**任务要求**
请报告下列记录中有多少行包含字符串“cavity”，只写出数字。统计时区分大小写。

**提取信息**
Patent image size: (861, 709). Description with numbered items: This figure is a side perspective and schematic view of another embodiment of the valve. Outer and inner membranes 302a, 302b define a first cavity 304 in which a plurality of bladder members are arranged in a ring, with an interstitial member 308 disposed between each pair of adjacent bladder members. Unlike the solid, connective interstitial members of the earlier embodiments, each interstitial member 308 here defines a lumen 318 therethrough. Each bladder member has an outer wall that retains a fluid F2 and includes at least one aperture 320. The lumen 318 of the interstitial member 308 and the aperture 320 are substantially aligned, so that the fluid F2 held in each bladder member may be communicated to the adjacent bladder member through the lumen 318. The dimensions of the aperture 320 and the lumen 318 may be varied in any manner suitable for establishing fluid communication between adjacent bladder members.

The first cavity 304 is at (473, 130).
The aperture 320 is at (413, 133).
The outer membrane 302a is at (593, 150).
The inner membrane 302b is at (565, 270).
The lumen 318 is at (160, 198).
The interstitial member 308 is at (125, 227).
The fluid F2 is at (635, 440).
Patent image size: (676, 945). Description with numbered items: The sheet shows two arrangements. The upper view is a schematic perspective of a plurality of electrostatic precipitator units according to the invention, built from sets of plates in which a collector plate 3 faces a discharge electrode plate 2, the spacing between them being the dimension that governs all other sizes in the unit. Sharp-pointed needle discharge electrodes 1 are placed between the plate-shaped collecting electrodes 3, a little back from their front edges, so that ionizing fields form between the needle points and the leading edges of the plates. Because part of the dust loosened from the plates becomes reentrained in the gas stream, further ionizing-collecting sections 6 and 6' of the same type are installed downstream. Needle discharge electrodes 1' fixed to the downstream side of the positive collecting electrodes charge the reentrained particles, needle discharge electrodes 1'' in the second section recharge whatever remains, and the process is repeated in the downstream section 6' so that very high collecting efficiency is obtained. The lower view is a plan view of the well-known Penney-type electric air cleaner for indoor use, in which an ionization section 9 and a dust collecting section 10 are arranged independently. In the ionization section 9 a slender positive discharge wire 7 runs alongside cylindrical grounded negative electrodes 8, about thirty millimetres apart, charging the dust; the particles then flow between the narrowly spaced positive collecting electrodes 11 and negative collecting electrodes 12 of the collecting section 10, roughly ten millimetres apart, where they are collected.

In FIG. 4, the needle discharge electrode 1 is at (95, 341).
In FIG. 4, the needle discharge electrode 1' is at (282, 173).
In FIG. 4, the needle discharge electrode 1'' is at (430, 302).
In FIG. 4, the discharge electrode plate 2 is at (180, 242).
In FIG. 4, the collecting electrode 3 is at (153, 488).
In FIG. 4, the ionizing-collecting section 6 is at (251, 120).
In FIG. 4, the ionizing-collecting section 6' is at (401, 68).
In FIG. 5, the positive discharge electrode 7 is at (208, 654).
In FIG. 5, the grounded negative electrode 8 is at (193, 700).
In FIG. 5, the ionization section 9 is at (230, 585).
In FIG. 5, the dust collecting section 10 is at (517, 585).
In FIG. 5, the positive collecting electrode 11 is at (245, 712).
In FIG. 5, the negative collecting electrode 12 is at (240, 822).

**本题输出**
2